**What this task involves**
Determine which lines of the records include the word "ndarry", and copy them.

**Entries provided**
* * *

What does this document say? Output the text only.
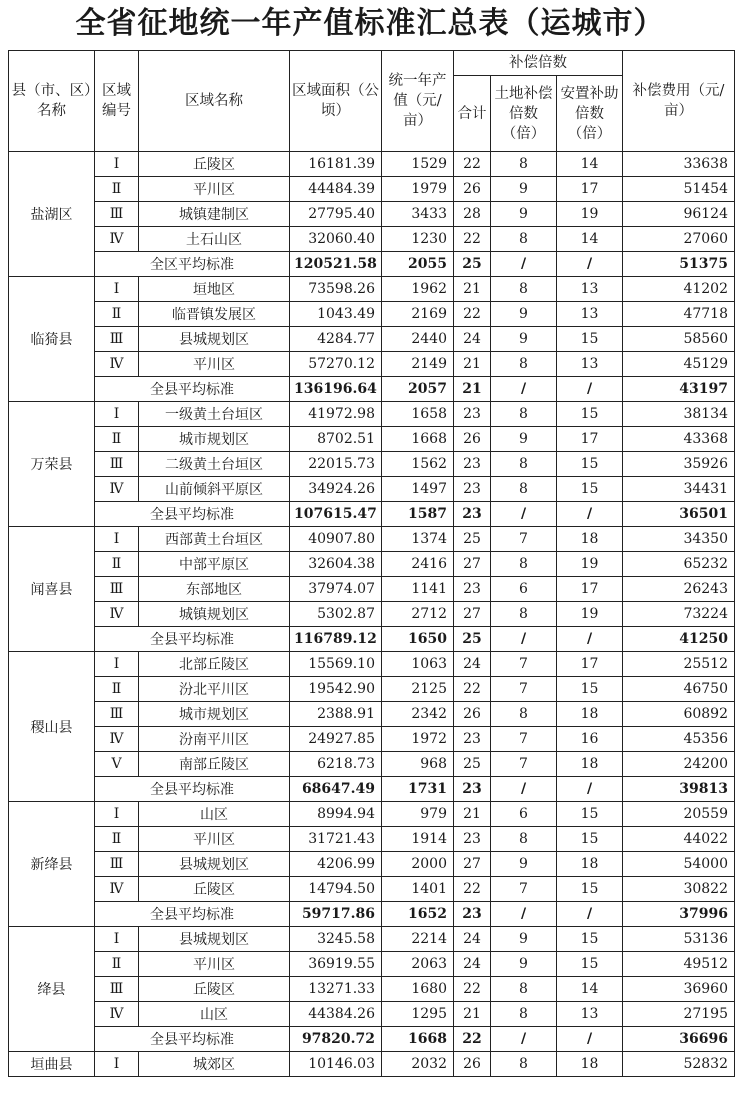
全省征地统一年产值标准汇总表（运城市）
县（市、区）名称	区域编号	区域名称	区域面积（公顷）	统一年产值（元/亩）	补偿倍数			补偿费用（元/亩）
					合计	土地补偿倍数（倍）	安置补助倍数（倍）	
盐湖区	Ⅰ	丘陵区	16181.39	1529	22	8	14	33638
	Ⅱ	平川区	44484.39	1979	26	9	17	51454
	Ⅲ	城镇建制区	27795.40	3433	28	9	19	96124
	Ⅳ	土石山区	32060.40	1230	22	8	14	27060
	全区平均标准		120521.58	2055	25	/	/	51375
临猗县	Ⅰ	垣地区	73598.26	1962	21	8	13	41202
	Ⅱ	临晋镇发展区	1043.49	2169	22	9	13	47718
	Ⅲ	县城规划区	4284.77	2440	24	9	15	58560
	Ⅳ	平川区	57270.12	2149	21	8	13	45129
	全县平均标准		136196.64	2057	21	/	/	43197
万荣县	Ⅰ	一级黄土台垣区	41972.98	1658	23	8	15	38134
	Ⅱ	城市规划区	8702.51	1668	26	9	17	43368
	Ⅲ	二级黄土台垣区	22015.73	1562	23	8	15	35926
	Ⅳ	山前倾斜平原区	34924.26	1497	23	8	15	34431
	全县平均标准		107615.47	1587	23	/	/	36501
闻喜县	Ⅰ	西部黄土台垣区	40907.80	1374	25	7	18	34350
	Ⅱ	中部平原区	32604.38	2416	27	8	19	65232
	Ⅲ	东部地区	37974.07	1141	23	6	17	26243
	Ⅳ	城镇规划区	5302.87	2712	27	8	19	73224
	全县平均标准		116789.12	1650	25	/	/	41250
稷山县	Ⅰ	北部丘陵区	15569.10	1063	24	7	17	25512
	Ⅱ	汾北平川区	19542.90	2125	22	7	15	46750
	Ⅲ	城市规划区	2388.91	2342	26	8	18	60892
	Ⅳ	汾南平川区	24927.85	1972	23	7	16	45356
	Ⅴ	南部丘陵区	6218.73	968	25	7	18	24200
	全县平均标准		68647.49	1731	23	/	/	39813
新绛县	Ⅰ	山区	8994.94	979	21	6	15	20559
	Ⅱ	平川区	31721.43	1914	23	8	15	44022
	Ⅲ	县城规划区	4206.99	2000	27	9	18	54000
	Ⅳ	丘陵区	14794.50	1401	22	7	15	30822
	全县平均标准		59717.86	1652	23	/	/	37996
绛县	Ⅰ	县城规划区	3245.58	2214	24	9	15	53136
	Ⅱ	平川区	36919.55	2063	24	9	15	49512
	Ⅲ	丘陵区	13271.33	1680	22	8	14	36960
	Ⅳ	山区	44384.26	1295	21	8	13	27195
	全县平均标准		97820.72	1668	22	/	/	36696
垣曲县	Ⅰ	城郊区	10146.03	2032	26	8	18	52832
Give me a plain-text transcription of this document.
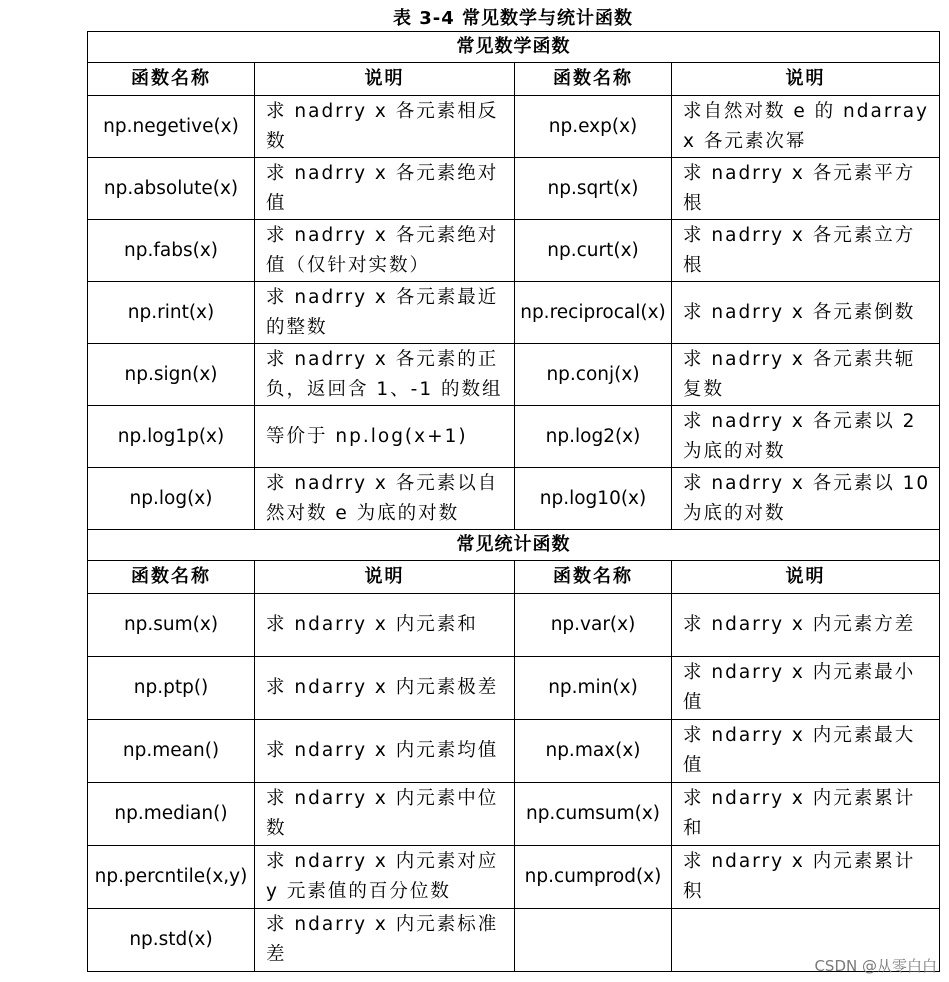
表 3-4 常见数学与统计函数
常见数学函数			
函数名称	说明	函数名称	说明
np.negetive(x)	求 nadrry x 各元素相反数	np.exp(x)	求自然对数 e 的 ndarray x 各元素次幂
np.absolute(x)	求 nadrry x 各元素绝对值	np.sqrt(x)	求 nadrry x 各元素平方根
np.fabs(x)	求 nadrry x 各元素绝对值（仅针对实数）	np.curt(x)	求 nadrry x 各元素立方根
np.rint(x)	求 nadrry x 各元素最近的整数	np.reciprocal(x)	求 nadrry x 各元素倒数
np.sign(x)	求 nadrry x 各元素的正负，返回含 1、-1 的数组	np.conj(x)	求 nadrry x 各元素共轭复数
np.log1p(x)	等价于 np.log(x+1)	np.log2(x)	求 nadrry x 各元素以 2 为底的对数
np.log(x)	求 nadrry x 各元素以自然对数 e 为底的对数	np.log10(x)	求 nadrry x 各元素以 10 为底的对数
常见统计函数			
函数名称	说明	函数名称	说明
np.sum(x)	求 ndarry x 内元素和	np.var(x)	求 ndarry x 内元素方差
np.ptp()	求 ndarry x 内元素极差	np.min(x)	求 ndarry x 内元素最小值
np.mean()	求 ndarry x 内元素均值	np.max(x)	求 ndarry x 内元素最大值
np.median()	求 ndarry x 内元素中位数	np.cumsum(x)	求 ndarry x 内元素累计和
np.percntile(x,y)	求 ndarry x 内元素对应 y 元素值的百分位数	np.cumprod(x)	求 ndarry x 内元素累计积
np.std(x)	求 ndarry x 内元素标准差		
CSDN @从零白白
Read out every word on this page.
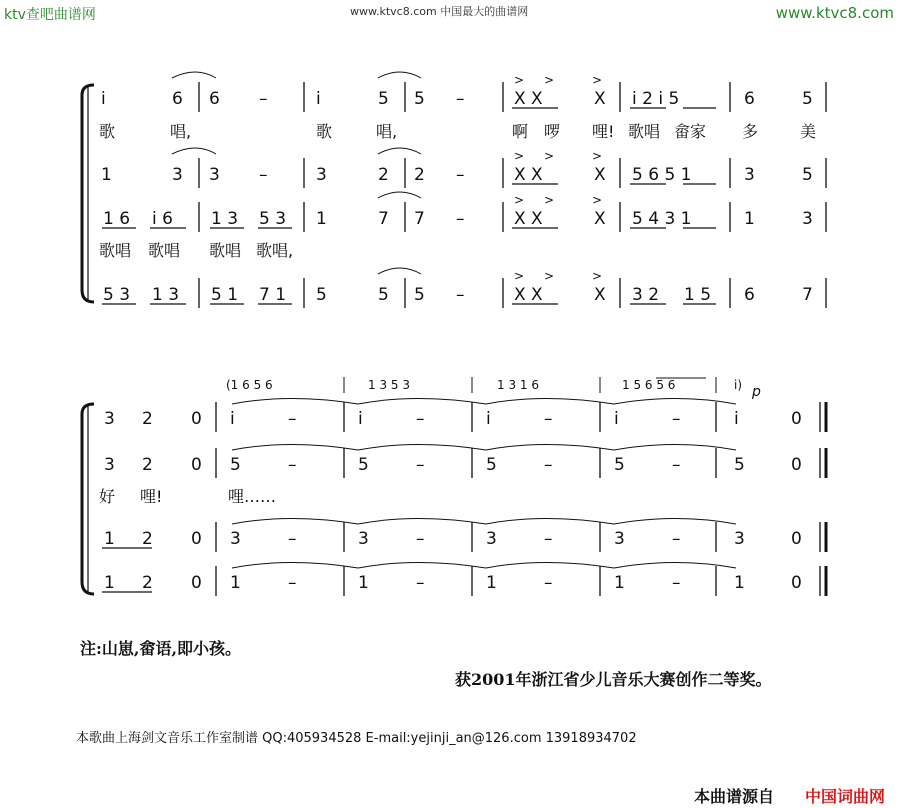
ktv查吧曲谱网	www.ktvc8.com 中国最大的曲谱网	www.ktvc8.com
> >	>
> >	>
> >	>
> >	>
i	6 6 –	i	5 5 –	X X	X i 2 i 5	6	5
歌	唱,	歌	唱,	啊 啰 哩! 歌唱 畲家 多	美
1	3 3 –	3	2 2 –	X X	X 5 6 5 1	3	5
1 6 i 6 1 3 5 3 1	7 7 –	X X	X 5 4 3 1	1	3
歌唱 歌唱 歌唱 歌唱,
5 3 1 3 5 1 7 1 5	5 5 –	X X	X 3 2 1 5 6	7
(1 6 5 6	1 3 5 3	1 3 1 6	1 5 6 5 6	i) p
3 2 0 i	–	i	–	i	–	i	–	i	0
3 2 0 5	–	5	–	5	–	5	–	5	0
好 哩!	哩……
1 2 0 3	–	3	–	3	–	3	–	3	0
1 2 0 1	–	1	–	1	–	1	–	1	0
注:山崽,畲语,即小孩。
获2001年浙江省少儿音乐大赛创作二等奖。
本歌曲上海剑文音乐工作室制谱 QQ:405934528 E-mail:yejinji_an@126.com 13918934702
本曲谱源自 中国词曲网
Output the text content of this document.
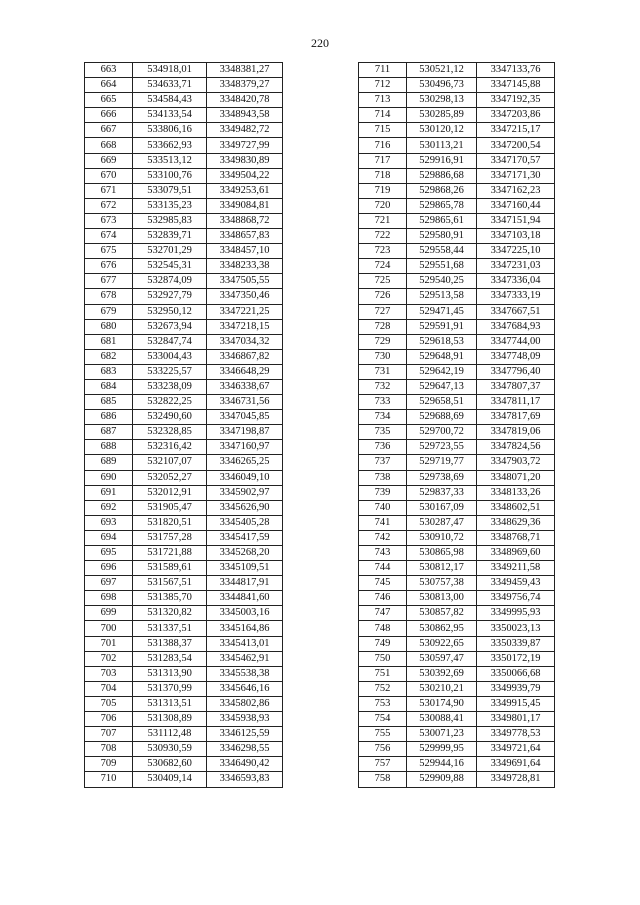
220
663	534918,01	3348381,27
664	534633,71	3348379,27
665	534584,43	3348420,78
666	534133,54	3348943,58
667	533806,16	3349482,72
668	533662,93	3349727,99
669	533513,12	3349830,89
670	533100,76	3349504,22
671	533079,51	3349253,61
672	533135,23	3349084,81
673	532985,83	3348868,72
674	532839,71	3348657,83
675	532701,29	3348457,10
676	532545,31	3348233,38
677	532874,09	3347505,55
678	532927,79	3347350,46
679	532950,12	3347221,25
680	532673,94	3347218,15
681	532847,74	3347034,32
682	533004,43	3346867,82
683	533225,57	3346648,29
684	533238,09	3346338,67
685	532822,25	3346731,56
686	532490,60	3347045,85
687	532328,85	3347198,87
688	532316,42	3347160,97
689	532107,07	3346265,25
690	532052,27	3346049,10
691	532012,91	3345902,97
692	531905,47	3345626,90
693	531820,51	3345405,28
694	531757,28	3345417,59
695	531721,88	3345268,20
696	531589,61	3345109,51
697	531567,51	3344817,91
698	531385,70	3344841,60
699	531320,82	3345003,16
700	531337,51	3345164,86
701	531388,37	3345413,01
702	531283,54	3345462,91
703	531313,90	3345538,38
704	531370,99	3345646,16
705	531313,51	3345802,86
706	531308,89	3345938,93
707	531112,48	3346125,59
708	530930,59	3346298,55
709	530682,60	3346490,42
710	530409,14	3346593,83
711	530521,12	3347133,76
712	530496,73	3347145,88
713	530298,13	3347192,35
714	530285,89	3347203,86
715	530120,12	3347215,17
716	530113,21	3347200,54
717	529916,91	3347170,57
718	529886,68	3347171,30
719	529868,26	3347162,23
720	529865,78	3347160,44
721	529865,61	3347151,94
722	529580,91	3347103,18
723	529558,44	3347225,10
724	529551,68	3347231,03
725	529540,25	3347336,04
726	529513,58	3347333,19
727	529471,45	3347667,51
728	529591,91	3347684,93
729	529618,53	3347744,00
730	529648,91	3347748,09
731	529642,19	3347796,40
732	529647,13	3347807,37
733	529658,51	3347811,17
734	529688,69	3347817,69
735	529700,72	3347819,06
736	529723,55	3347824,56
737	529719,77	3347903,72
738	529738,69	3348071,20
739	529837,33	3348133,26
740	530167,09	3348602,51
741	530287,47	3348629,36
742	530910,72	3348768,71
743	530865,98	3348969,60
744	530812,17	3349211,58
745	530757,38	3349459,43
746	530813,00	3349756,74
747	530857,82	3349995,93
748	530862,95	3350023,13
749	530922,65	3350339,87
750	530597,47	3350172,19
751	530392,69	3350066,68
752	530210,21	3349939,79
753	530174,90	3349915,45
754	530088,41	3349801,17
755	530071,23	3349778,53
756	529999,95	3349721,64
757	529944,16	3349691,64
758	529909,88	3349728,81
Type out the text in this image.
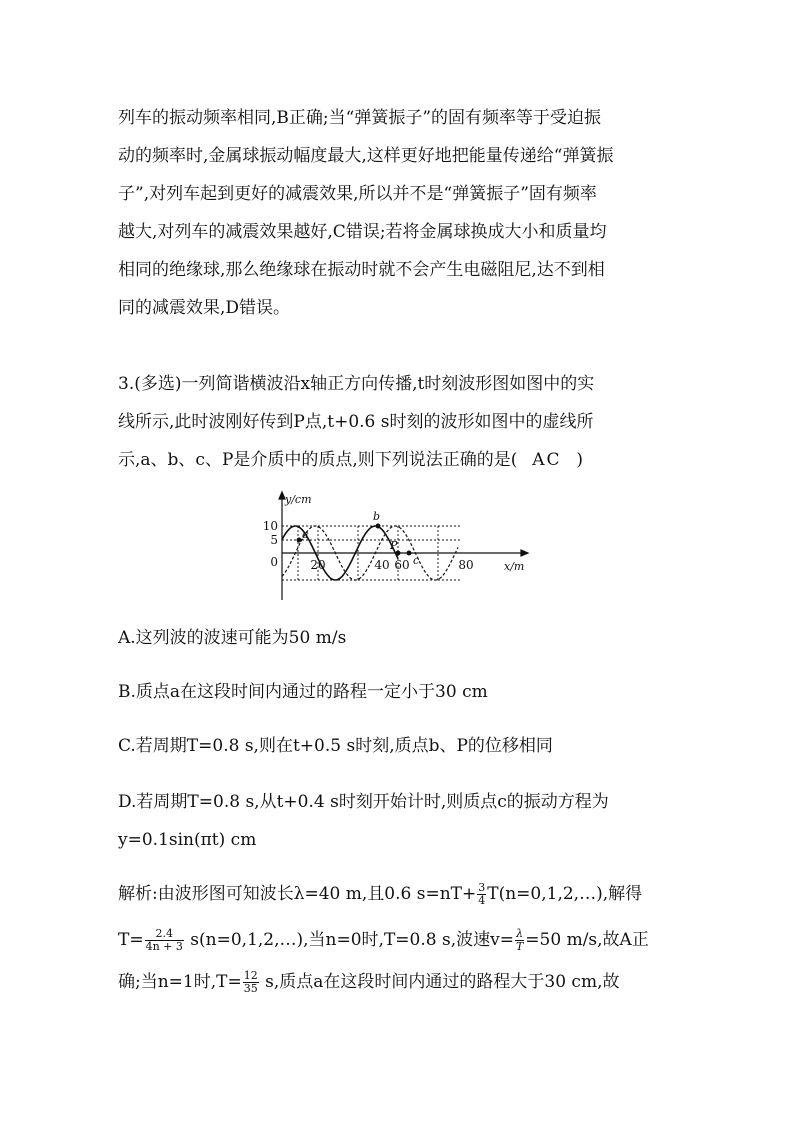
列车的振动频率相同,B正确;当“弹簧振子”的固有频率等于受迫振
动的频率时,金属球振动幅度最大,这样更好地把能量传递给“弹簧振
子”,对列车起到更好的减震效果,所以并不是“弹簧振子”固有频率
越大,对列车的减震效果越好,C错误;若将金属球换成大小和质量均
相同的绝缘球,那么绝缘球在振动时就不会产生电磁阻尼,达不到相
同的减震效果,D错误。
3.(多选)一列简谐横波沿x轴正方向传播,t时刻波形图如图中的实
线所示,此时波刚好传到P点,t+0.6 s时刻的波形如图中的虚线所
示,a、b、c、P是介质中的质点,则下列说法正确的是( AC )
y/cm
x/m
a
b
P
c
10
5
0	20	40 60	80
A.这列波的波速可能为50 m/s
B.质点a在这段时间内通过的路程一定小于30 cm
C.若周期T=0.8 s,则在t+0.5 s时刻,质点b、P的位移相同
D.若周期T=0.8 s,从t+0.4 s时刻开始计时,则质点c的振动方程为
y=0.1sin(πt) cm
解析:由波形图可知波长λ=40 m,且0.6 $s=nT+ \frac{3}{4}$ T(n=0,1,2,…),解得
$T= \frac{2.4}{4n + 3}$ s(n=0,1,2,…),当n=0时,T=0.8 s,波速$v= \frac{\lambda}{T} =50$ m/s,故A正
确;当n=1时$,T= \frac{12}{35} s$,质点a在这段时间内通过的路程大于30 cm,故
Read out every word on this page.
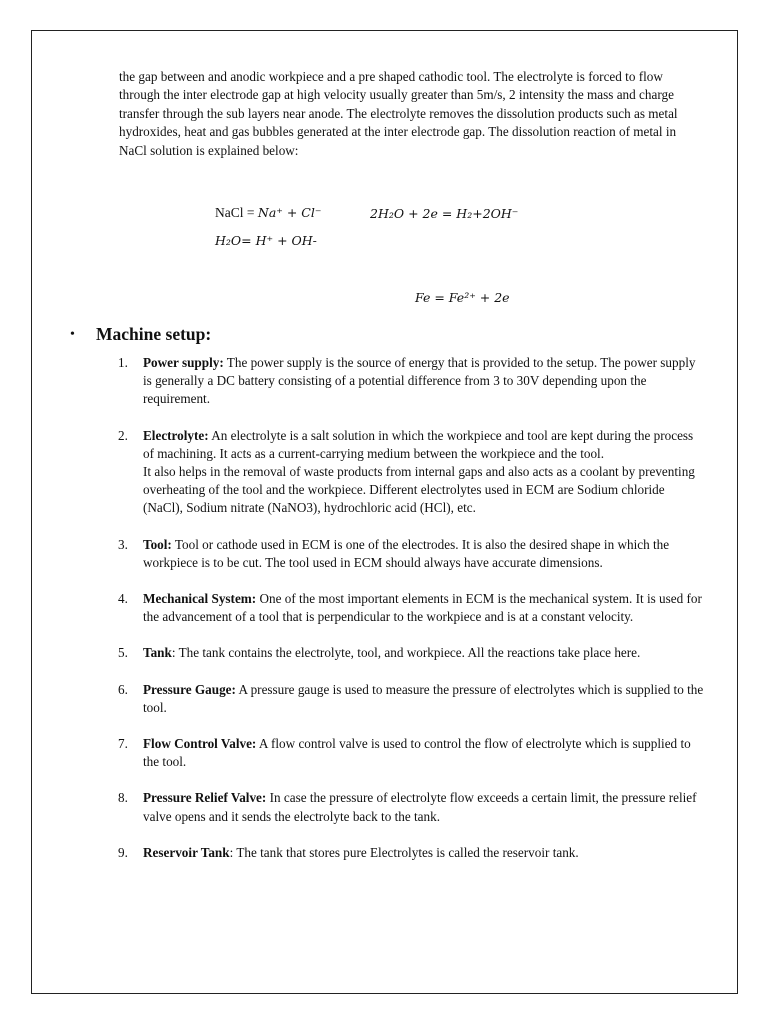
the gap between and anodic workpiece and a pre shaped cathodic tool. The electrolyte is forced to flow through the inter electrode gap at high velocity usually greater than 5m/s, 2 intensity the mass and charge transfer through the sub layers near anode. The electrolyte removes the dissolution products such as metal hydroxides, heat and gas bubbles generated at the inter electrode gap. The dissolution reaction of metal in NaCl solution is explained below:

NaCl = Na⁺ + Cl⁻	2H₂O + 2e = H₂+2OH⁻
H₂O= H⁺ + OH-
Fe = Fe²⁺ + 2e
•	Machine setup:
1. Power supply: The power supply is the source of energy that is provided to the setup. The power supply is generally a DC battery consisting of a potential difference from 3 to 30V depending upon the requirement.
2. Electrolyte: An electrolyte is a salt solution in which the workpiece and tool are kept during the process of machining. It acts as a current-carrying medium between the workpiece and the tool.
It also helps in the removal of waste products from internal gaps and also acts as a coolant by preventing overheating of the tool and the workpiece. Different electrolytes used in ECM are Sodium chloride (NaCl), Sodium nitrate (NaNO3), hydrochloric acid (HCl), etc.
3. Tool: Tool or cathode used in ECM is one of the electrodes. It is also the desired shape in which the workpiece is to be cut. The tool used in ECM should always have accurate dimensions.
4. Mechanical System: One of the most important elements in ECM is the mechanical system. It is used for the advancement of a tool that is perpendicular to the workpiece and is at a constant velocity.
5. Tank: The tank contains the electrolyte, tool, and workpiece. All the reactions take place here.
6. Pressure Gauge: A pressure gauge is used to measure the pressure of electrolytes which is supplied to the tool.
7. Flow Control Valve: A flow control valve is used to control the flow of electrolyte which is supplied to the tool.
8. Pressure Relief Valve: In case the pressure of electrolyte flow exceeds a certain limit, the pressure relief valve opens and it sends the electrolyte back to the tank.
9. Reservoir Tank: The tank that stores pure Electrolytes is called the reservoir tank.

* * *

**Completed task**
np.sum(x)	求 ndarry x 内元素和	np.var(x)	求 ndarry x 内元素方差
np.ptp()	求 ndarry x 内元素极差	np.min(x)	求 ndarry x 内元素最小值
np.mean()	求 ndarry x 内元素均值	np.max(x)	求 ndarry x 内元素最大值
np.median()	求 ndarry x 内元素中位数	np.cumsum(x)	求 ndarry x 内元素累计和
np.percntile(x,y)	求 ndarry x 内元素对应 y 元素值的百分位数	np.cumprod(x)	求 ndarry x 内元素累计积
np.std(x)	求 ndarry x 内元素标准差		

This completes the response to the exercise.